===== Passage for review =====

Like Eleanor and Park, Rowell’s appealing young adult romance from 2013, Rowell again sets a love story in Omaha, Nebraska, with a female protagonist who is in some ways similar to Eleanor.
Shiloh is an adult – 33, divorced, with two kids under six years old, and living back home with her mom, but the story goes back and forth in time, to when Shiloh and her friends Cary and Mikey were all 16, in high school, and part of an inseparable trio. It also switches between Shiloh and Cary as narrators. It doesn’t alternate regularly, but rather, as the need arises, so sometimes it is by chapter, sometimes by paragraph.
It begins in the present time, with Shiloh attending the (second) wedding of Mikey. She is both hoping and dreading that Cary will be there. Cary was in the Navy (he had been in ROTC since seventh grade), so she wasn’t sure if he would be able to come, even if he *was* Mikey’s long-time best friend.
The last time Shiloh saw Cary, it was 14 years earlier. He had come to see her when she was in college. They were both 19 then. It went well and it didn’t. They gave in to their years-long attraction and spent two days together, mostly in bed – “the best two days of Cary’s life.” But he was afraid Shiloh wouldn’t want the life of a Navy wife, and Shiloh was afraid he wouldn’t want *her*. So Shiloh gave Cary an “out”; she later argued, “I was just being realistic.” But as Cary later told Shiloh, “You couldn’t wait to tell me it was nothing, Shiloh. Before we even had a chance.”
Shiloh was the type of person that pushed others away first, before they could push her. She thought Cary had “never taken his eyes off the prize [service in the Navy], as long as she’d known him. There was no future where she told him she loved him and he told her that he’d stay. There was no future where he followed her or turned back for her.”

===== Supplied material =====

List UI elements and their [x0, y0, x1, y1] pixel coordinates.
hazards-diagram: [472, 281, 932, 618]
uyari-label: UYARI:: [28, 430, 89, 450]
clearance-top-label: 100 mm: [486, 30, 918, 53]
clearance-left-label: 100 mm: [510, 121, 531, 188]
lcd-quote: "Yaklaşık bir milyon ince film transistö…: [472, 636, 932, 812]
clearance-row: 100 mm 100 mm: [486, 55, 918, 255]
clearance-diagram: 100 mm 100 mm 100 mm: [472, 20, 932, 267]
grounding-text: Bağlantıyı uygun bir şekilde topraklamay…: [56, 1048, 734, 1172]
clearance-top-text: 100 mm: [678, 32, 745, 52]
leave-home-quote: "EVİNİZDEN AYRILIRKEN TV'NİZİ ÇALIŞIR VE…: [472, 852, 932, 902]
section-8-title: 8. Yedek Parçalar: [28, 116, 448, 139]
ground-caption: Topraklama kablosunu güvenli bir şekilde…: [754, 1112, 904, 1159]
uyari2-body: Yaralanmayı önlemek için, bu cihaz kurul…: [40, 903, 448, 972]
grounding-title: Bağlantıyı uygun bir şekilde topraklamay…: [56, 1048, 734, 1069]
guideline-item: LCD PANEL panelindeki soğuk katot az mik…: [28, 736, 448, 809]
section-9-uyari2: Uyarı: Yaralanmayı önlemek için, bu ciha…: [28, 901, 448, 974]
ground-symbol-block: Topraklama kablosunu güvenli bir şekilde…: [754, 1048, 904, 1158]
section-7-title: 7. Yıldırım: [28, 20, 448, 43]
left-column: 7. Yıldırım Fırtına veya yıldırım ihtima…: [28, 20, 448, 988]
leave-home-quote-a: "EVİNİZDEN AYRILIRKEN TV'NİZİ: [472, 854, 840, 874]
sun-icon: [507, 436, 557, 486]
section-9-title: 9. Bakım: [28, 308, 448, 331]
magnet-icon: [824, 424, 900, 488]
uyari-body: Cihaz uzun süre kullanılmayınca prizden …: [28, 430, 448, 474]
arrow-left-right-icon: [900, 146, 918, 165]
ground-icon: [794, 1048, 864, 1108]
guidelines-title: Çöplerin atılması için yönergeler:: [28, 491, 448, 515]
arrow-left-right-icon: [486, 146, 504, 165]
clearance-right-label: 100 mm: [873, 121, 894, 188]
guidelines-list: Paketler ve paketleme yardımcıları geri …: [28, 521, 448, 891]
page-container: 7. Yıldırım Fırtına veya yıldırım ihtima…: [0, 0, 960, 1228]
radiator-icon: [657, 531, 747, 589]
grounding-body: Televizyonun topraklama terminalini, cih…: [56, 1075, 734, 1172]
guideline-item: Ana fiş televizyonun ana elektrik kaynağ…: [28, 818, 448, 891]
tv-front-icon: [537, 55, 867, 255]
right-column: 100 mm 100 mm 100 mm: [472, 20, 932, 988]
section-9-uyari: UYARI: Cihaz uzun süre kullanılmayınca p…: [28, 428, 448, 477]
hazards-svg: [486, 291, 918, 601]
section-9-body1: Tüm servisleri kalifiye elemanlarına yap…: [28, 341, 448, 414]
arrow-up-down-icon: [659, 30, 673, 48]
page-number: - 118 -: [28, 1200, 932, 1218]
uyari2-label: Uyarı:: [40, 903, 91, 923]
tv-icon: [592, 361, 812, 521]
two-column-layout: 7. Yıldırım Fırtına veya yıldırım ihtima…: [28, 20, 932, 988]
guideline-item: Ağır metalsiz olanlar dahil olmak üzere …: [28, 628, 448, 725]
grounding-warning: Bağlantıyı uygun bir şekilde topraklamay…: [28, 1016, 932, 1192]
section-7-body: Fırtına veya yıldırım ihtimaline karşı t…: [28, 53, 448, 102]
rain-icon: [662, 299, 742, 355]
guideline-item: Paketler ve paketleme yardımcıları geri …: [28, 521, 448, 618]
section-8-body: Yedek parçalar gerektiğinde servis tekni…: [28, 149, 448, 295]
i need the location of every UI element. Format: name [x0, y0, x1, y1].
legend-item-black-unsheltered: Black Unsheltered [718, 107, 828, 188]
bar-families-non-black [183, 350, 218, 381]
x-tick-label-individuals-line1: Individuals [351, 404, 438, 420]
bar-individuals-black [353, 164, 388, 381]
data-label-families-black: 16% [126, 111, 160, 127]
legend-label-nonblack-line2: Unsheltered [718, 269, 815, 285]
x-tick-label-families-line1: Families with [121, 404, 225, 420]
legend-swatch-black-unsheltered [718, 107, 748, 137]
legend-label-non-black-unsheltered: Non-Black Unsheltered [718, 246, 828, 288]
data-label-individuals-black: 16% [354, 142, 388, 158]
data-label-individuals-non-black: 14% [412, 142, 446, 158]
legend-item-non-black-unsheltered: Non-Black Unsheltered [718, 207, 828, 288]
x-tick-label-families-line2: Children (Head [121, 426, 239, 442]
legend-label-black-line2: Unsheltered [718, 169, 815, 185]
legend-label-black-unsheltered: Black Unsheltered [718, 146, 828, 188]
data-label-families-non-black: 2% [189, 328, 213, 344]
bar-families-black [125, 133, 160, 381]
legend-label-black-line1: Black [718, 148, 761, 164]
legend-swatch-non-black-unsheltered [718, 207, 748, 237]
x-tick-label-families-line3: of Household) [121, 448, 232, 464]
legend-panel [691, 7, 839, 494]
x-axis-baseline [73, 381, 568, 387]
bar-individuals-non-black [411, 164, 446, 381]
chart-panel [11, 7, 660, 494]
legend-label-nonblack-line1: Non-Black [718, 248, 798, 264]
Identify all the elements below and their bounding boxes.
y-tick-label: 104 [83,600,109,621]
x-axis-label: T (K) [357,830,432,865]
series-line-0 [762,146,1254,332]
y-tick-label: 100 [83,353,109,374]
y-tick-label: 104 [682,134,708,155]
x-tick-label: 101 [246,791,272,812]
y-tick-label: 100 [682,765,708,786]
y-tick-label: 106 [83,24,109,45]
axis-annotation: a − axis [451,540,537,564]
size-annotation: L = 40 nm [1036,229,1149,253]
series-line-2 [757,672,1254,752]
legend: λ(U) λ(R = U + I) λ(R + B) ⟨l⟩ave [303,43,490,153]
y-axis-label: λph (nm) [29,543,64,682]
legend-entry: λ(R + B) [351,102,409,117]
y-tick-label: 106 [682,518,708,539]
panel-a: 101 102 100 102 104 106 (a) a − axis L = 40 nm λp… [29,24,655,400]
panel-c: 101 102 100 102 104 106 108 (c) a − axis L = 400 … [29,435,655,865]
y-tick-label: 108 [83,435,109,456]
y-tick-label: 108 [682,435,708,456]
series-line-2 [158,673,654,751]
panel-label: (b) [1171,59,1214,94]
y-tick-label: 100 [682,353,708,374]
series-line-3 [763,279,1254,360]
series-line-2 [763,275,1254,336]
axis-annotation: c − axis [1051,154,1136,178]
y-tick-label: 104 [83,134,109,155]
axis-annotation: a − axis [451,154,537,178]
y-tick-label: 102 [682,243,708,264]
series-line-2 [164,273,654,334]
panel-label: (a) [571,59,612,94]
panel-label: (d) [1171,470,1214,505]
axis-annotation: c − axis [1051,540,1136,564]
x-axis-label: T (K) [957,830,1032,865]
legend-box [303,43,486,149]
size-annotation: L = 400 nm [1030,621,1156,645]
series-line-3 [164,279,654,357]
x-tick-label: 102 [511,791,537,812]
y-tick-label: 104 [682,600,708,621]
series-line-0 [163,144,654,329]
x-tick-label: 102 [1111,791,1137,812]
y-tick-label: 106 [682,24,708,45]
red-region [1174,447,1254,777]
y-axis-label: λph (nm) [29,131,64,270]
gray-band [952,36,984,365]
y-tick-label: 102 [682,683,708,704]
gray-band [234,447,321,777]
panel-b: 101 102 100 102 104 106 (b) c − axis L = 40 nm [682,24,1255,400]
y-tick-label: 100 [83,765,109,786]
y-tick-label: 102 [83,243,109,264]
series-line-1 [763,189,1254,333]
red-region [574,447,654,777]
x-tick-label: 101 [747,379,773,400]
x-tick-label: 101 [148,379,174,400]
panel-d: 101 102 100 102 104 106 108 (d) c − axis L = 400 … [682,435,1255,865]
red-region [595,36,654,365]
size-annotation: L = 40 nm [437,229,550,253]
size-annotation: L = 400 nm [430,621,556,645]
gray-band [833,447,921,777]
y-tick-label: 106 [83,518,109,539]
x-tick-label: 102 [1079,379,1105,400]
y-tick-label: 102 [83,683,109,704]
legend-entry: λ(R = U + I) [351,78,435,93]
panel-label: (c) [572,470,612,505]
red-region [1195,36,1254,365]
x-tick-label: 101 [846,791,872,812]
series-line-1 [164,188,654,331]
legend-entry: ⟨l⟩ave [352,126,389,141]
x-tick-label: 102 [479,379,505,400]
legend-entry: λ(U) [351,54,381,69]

=====

#### Instructions
[a] Translate this sentence from the review into Spanish: "She is both hoping and dreading that Cary will be there."
[b] Repeat the review's wording between "It begins in" and "long-time best friend.", inclusive.
[c] Answer these questions using the review:
(i) How old is Shiloh in the present-day part of the story?
(ii) Since what grade had Cary been in ROTC?
(iii) How many years earlier had Shiloh last seen Cary?

#### Task responses
[a] Ella espera y a la vez teme que Cary esté allí.

[b]
It begins in the present time, with Shiloh attending the (second) wedding of Mikey. She is both hoping and dreading that Cary will be there. Cary was in the Navy (he had been in ROTC since seventh grade), so she wasn’t sure if he would be able to come, even if he *was* Mikey’s long-time best friend.

[c]
(i) 33
(ii) Seventh grade
(iii) 14 years